Figure data in JSON
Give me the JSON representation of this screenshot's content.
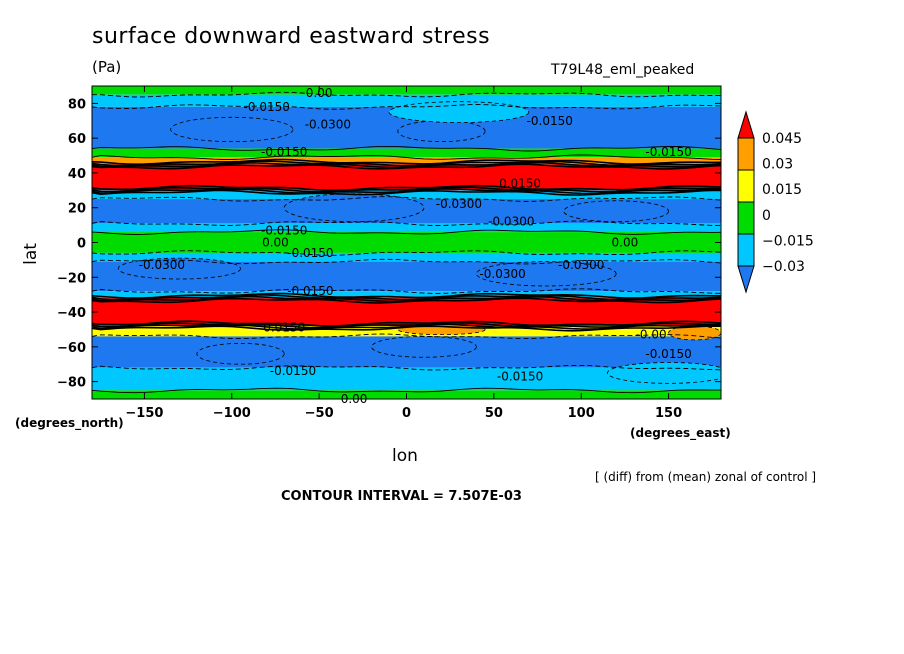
{
  "chart_data": {
    "type": "heatmap",
    "title": "surface downward eastward stress",
    "units": "(Pa)",
    "run_label": "T79L48_eml_peaked",
    "xlabel": "lon",
    "ylabel": "lat",
    "x_unit_note": "(degrees_east)",
    "y_unit_note": "(degrees_north)",
    "footnote": "[ (diff) from (mean) zonal of control ]",
    "contour_interval": "CONTOUR INTERVAL = 7.507E-03",
    "xlim": [
      -180,
      180
    ],
    "ylim": [
      -90,
      90
    ],
    "x_ticks": [
      "−150",
      "−100",
      "−50",
      "0",
      "50",
      "100",
      "150"
    ],
    "x_tick_values": [
      -150,
      -100,
      -50,
      0,
      50,
      100,
      150
    ],
    "y_ticks": [
      "80",
      "60",
      "40",
      "20",
      "0",
      "−20",
      "−40",
      "−60",
      "−80"
    ],
    "y_tick_values": [
      80,
      60,
      40,
      20,
      0,
      -20,
      -40,
      -60,
      -80
    ],
    "colorbar": {
      "labels": [
        "0.045",
        "0.03",
        "0.015",
        "0",
        "−0.015",
        "−0.03"
      ],
      "colors": [
        "#1e78f0",
        "#00c8ff",
        "#00dc00",
        "#ffff00",
        "#ffa000",
        "#ff0000"
      ]
    },
    "lat_bands": [
      {
        "lat0": 90,
        "lat1": 85,
        "level": 2
      },
      {
        "lat0": 85,
        "lat1": 78,
        "level": 1
      },
      {
        "lat0": 78,
        "lat1": 54,
        "level": 0
      },
      {
        "lat0": 54,
        "lat1": 49,
        "level": 2
      },
      {
        "lat0": 49,
        "lat1": 45,
        "level": 4
      },
      {
        "lat0": 45,
        "lat1": 30,
        "level": 5
      },
      {
        "lat0": 30,
        "lat1": 25,
        "level": 1
      },
      {
        "lat0": 25,
        "lat1": 11,
        "level": 0
      },
      {
        "lat0": 11,
        "lat1": 6,
        "level": 1
      },
      {
        "lat0": 6,
        "lat1": -6,
        "level": 2
      },
      {
        "lat0": -6,
        "lat1": -11,
        "level": 1
      },
      {
        "lat0": -11,
        "lat1": -28,
        "level": 0
      },
      {
        "lat0": -28,
        "lat1": -32,
        "level": 1
      },
      {
        "lat0": -32,
        "lat1": -48,
        "level": 5
      },
      {
        "lat0": -48,
        "lat1": -54,
        "level": 3
      },
      {
        "lat0": -54,
        "lat1": -72,
        "level": 0
      },
      {
        "lat0": -72,
        "lat1": -85,
        "level": 1
      },
      {
        "lat0": -85,
        "lat1": -90,
        "level": 2
      }
    ],
    "patches": [
      {
        "lon": -100,
        "lat": 65,
        "rlon": 35,
        "rlat": 7,
        "level": 0
      },
      {
        "lon": 20,
        "lat": 64,
        "rlon": 25,
        "rlat": 6,
        "level": 0
      },
      {
        "lon": -30,
        "lat": 20,
        "rlon": 40,
        "rlat": 8,
        "level": 0
      },
      {
        "lon": 120,
        "lat": 18,
        "rlon": 30,
        "rlat": 6,
        "level": 0
      },
      {
        "lon": -130,
        "lat": -15,
        "rlon": 35,
        "rlat": 6,
        "level": 0
      },
      {
        "lon": 80,
        "lat": -18,
        "rlon": 40,
        "rlat": 7,
        "level": 0
      },
      {
        "lon": -95,
        "lat": -64,
        "rlon": 25,
        "rlat": 6,
        "level": 0
      },
      {
        "lon": 10,
        "lat": -60,
        "rlon": 30,
        "rlat": 6,
        "level": 0
      },
      {
        "lon": 30,
        "lat": 75,
        "rlon": 40,
        "rlat": 6,
        "level": 1
      },
      {
        "lon": 150,
        "lat": -75,
        "rlon": 35,
        "rlat": 6,
        "level": 1
      },
      {
        "lon": 20,
        "lat": -50,
        "rlon": 25,
        "rlat": 3,
        "level": 4
      },
      {
        "lon": 165,
        "lat": -52,
        "rlon": 15,
        "rlat": 4,
        "level": 4
      }
    ],
    "contour_labels": [
      {
        "text": "0.00",
        "lon": -50,
        "lat": 86
      },
      {
        "text": "-0.0150",
        "lon": -80,
        "lat": 78
      },
      {
        "text": "-0.0300",
        "lon": -45,
        "lat": 68
      },
      {
        "text": "-0.0150",
        "lon": 82,
        "lat": 70
      },
      {
        "text": "-0.0150",
        "lon": -70,
        "lat": 52
      },
      {
        "text": "-0.0150",
        "lon": 150,
        "lat": 52
      },
      {
        "text": "0.0150",
        "lon": 65,
        "lat": 34
      },
      {
        "text": "-0.0300",
        "lon": 30,
        "lat": 22
      },
      {
        "text": "-0.0300",
        "lon": 60,
        "lat": 12
      },
      {
        "text": "-0.0150",
        "lon": -70,
        "lat": 7
      },
      {
        "text": "0.00",
        "lon": -75,
        "lat": 0
      },
      {
        "text": "0.00",
        "lon": 125,
        "lat": 0
      },
      {
        "text": "-0.0150",
        "lon": -55,
        "lat": -6
      },
      {
        "text": "-0.0300",
        "lon": -140,
        "lat": -13
      },
      {
        "text": "-0.0300",
        "lon": 55,
        "lat": -18
      },
      {
        "text": "-0.0300",
        "lon": 100,
        "lat": -13
      },
      {
        "text": "-0.0150",
        "lon": -55,
        "lat": -28
      },
      {
        "text": "0.0150",
        "lon": -70,
        "lat": -49
      },
      {
        "text": "-0.00",
        "lon": 140,
        "lat": -53
      },
      {
        "text": "-0.0150",
        "lon": 150,
        "lat": -64
      },
      {
        "text": "-0.0150",
        "lon": -65,
        "lat": -74
      },
      {
        "text": "-0.0150",
        "lon": 65,
        "lat": -77
      },
      {
        "text": "0.00",
        "lon": -30,
        "lat": -90
      }
    ]
  }
}
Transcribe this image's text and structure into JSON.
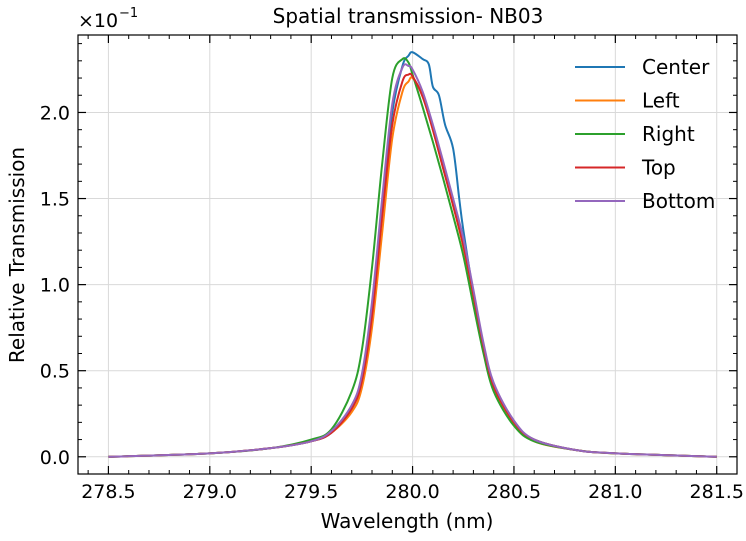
{
  "chart_data": {
    "type": "line",
    "title": "Spatial transmission- NB03",
    "xlabel": "Wavelength (nm)",
    "ylabel": "Relative Transmission",
    "xlim": [
      278.35,
      281.6
    ],
    "ylim": [
      -0.1,
      2.45
    ],
    "xticks": [
      278.5,
      279.0,
      279.5,
      280.0,
      280.5,
      281.0,
      281.5
    ],
    "xtick_labels": [
      "278.5",
      "279.0",
      "279.5",
      "280.0",
      "280.5",
      "281.0",
      "281.5"
    ],
    "yticks": [
      0.0,
      0.5,
      1.0,
      1.5,
      2.0
    ],
    "ytick_labels": [
      "0.0",
      "0.5",
      "1.0",
      "1.5",
      "2.0"
    ],
    "y_scale_base": "×10",
    "y_scale_exp": "−1",
    "grid": true,
    "legend_position": "top-right",
    "series": [
      {
        "name": "Center",
        "color": "#1f77b4",
        "x": [
          278.5,
          279.0,
          279.3,
          279.5,
          279.6,
          279.7,
          279.75,
          279.8,
          279.85,
          279.9,
          279.95,
          279.98,
          280.0,
          280.05,
          280.08,
          280.1,
          280.13,
          280.16,
          280.2,
          280.23,
          280.25,
          280.3,
          280.35,
          280.4,
          280.5,
          280.6,
          280.8,
          281.0,
          281.5
        ],
        "y": [
          0.0,
          0.02,
          0.05,
          0.09,
          0.14,
          0.28,
          0.45,
          0.85,
          1.45,
          2.0,
          2.27,
          2.33,
          2.35,
          2.31,
          2.28,
          2.15,
          2.1,
          1.93,
          1.79,
          1.5,
          1.32,
          0.95,
          0.65,
          0.42,
          0.2,
          0.1,
          0.04,
          0.02,
          0.0
        ]
      },
      {
        "name": "Left",
        "color": "#ff7f0e",
        "x": [
          278.5,
          279.0,
          279.3,
          279.5,
          279.6,
          279.7,
          279.75,
          279.8,
          279.85,
          279.9,
          279.95,
          279.98,
          280.0,
          280.05,
          280.1,
          280.15,
          280.2,
          280.25,
          280.3,
          280.35,
          280.4,
          280.5,
          280.6,
          280.8,
          281.0,
          281.5
        ],
        "y": [
          0.0,
          0.02,
          0.05,
          0.09,
          0.14,
          0.26,
          0.4,
          0.75,
          1.3,
          1.85,
          2.12,
          2.18,
          2.2,
          2.1,
          1.9,
          1.68,
          1.46,
          1.22,
          0.93,
          0.63,
          0.4,
          0.19,
          0.09,
          0.04,
          0.02,
          0.0
        ]
      },
      {
        "name": "Right",
        "color": "#2ca02c",
        "x": [
          278.5,
          279.0,
          279.3,
          279.5,
          279.6,
          279.7,
          279.75,
          279.8,
          279.85,
          279.9,
          279.95,
          279.98,
          280.0,
          280.05,
          280.1,
          280.15,
          280.2,
          280.25,
          280.3,
          280.35,
          280.4,
          280.5,
          280.6,
          280.8,
          281.0,
          281.5
        ],
        "y": [
          0.0,
          0.02,
          0.05,
          0.1,
          0.16,
          0.38,
          0.62,
          1.1,
          1.7,
          2.2,
          2.31,
          2.29,
          2.22,
          2.03,
          1.83,
          1.62,
          1.4,
          1.17,
          0.88,
          0.6,
          0.38,
          0.18,
          0.09,
          0.04,
          0.02,
          0.0
        ]
      },
      {
        "name": "Top",
        "color": "#d62728",
        "x": [
          278.5,
          279.0,
          279.3,
          279.5,
          279.6,
          279.7,
          279.75,
          279.8,
          279.85,
          279.9,
          279.95,
          279.98,
          280.0,
          280.05,
          280.1,
          280.15,
          280.2,
          280.25,
          280.3,
          280.35,
          280.4,
          280.5,
          280.6,
          280.8,
          281.0,
          281.5
        ],
        "y": [
          0.0,
          0.02,
          0.05,
          0.09,
          0.14,
          0.28,
          0.44,
          0.82,
          1.4,
          1.93,
          2.18,
          2.22,
          2.21,
          2.09,
          1.9,
          1.68,
          1.46,
          1.23,
          0.94,
          0.64,
          0.41,
          0.2,
          0.1,
          0.04,
          0.02,
          0.0
        ]
      },
      {
        "name": "Bottom",
        "color": "#9467bd",
        "x": [
          278.5,
          279.0,
          279.3,
          279.5,
          279.6,
          279.7,
          279.75,
          279.8,
          279.85,
          279.9,
          279.95,
          279.98,
          280.0,
          280.05,
          280.1,
          280.15,
          280.2,
          280.25,
          280.3,
          280.35,
          280.4,
          280.5,
          280.6,
          280.8,
          281.0,
          281.5
        ],
        "y": [
          0.0,
          0.02,
          0.05,
          0.09,
          0.15,
          0.3,
          0.48,
          0.9,
          1.5,
          2.05,
          2.26,
          2.27,
          2.25,
          2.12,
          1.93,
          1.72,
          1.5,
          1.27,
          0.97,
          0.66,
          0.43,
          0.21,
          0.1,
          0.04,
          0.02,
          0.0
        ]
      }
    ]
  }
}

--- GIVEN REQUEST ---
List every line above that contains the word "title".

--- RESPONSE FOR THIS EXERCISE ---
    "title": "surface downward eastward stress",
    "title": "Spatial transmission- NB03",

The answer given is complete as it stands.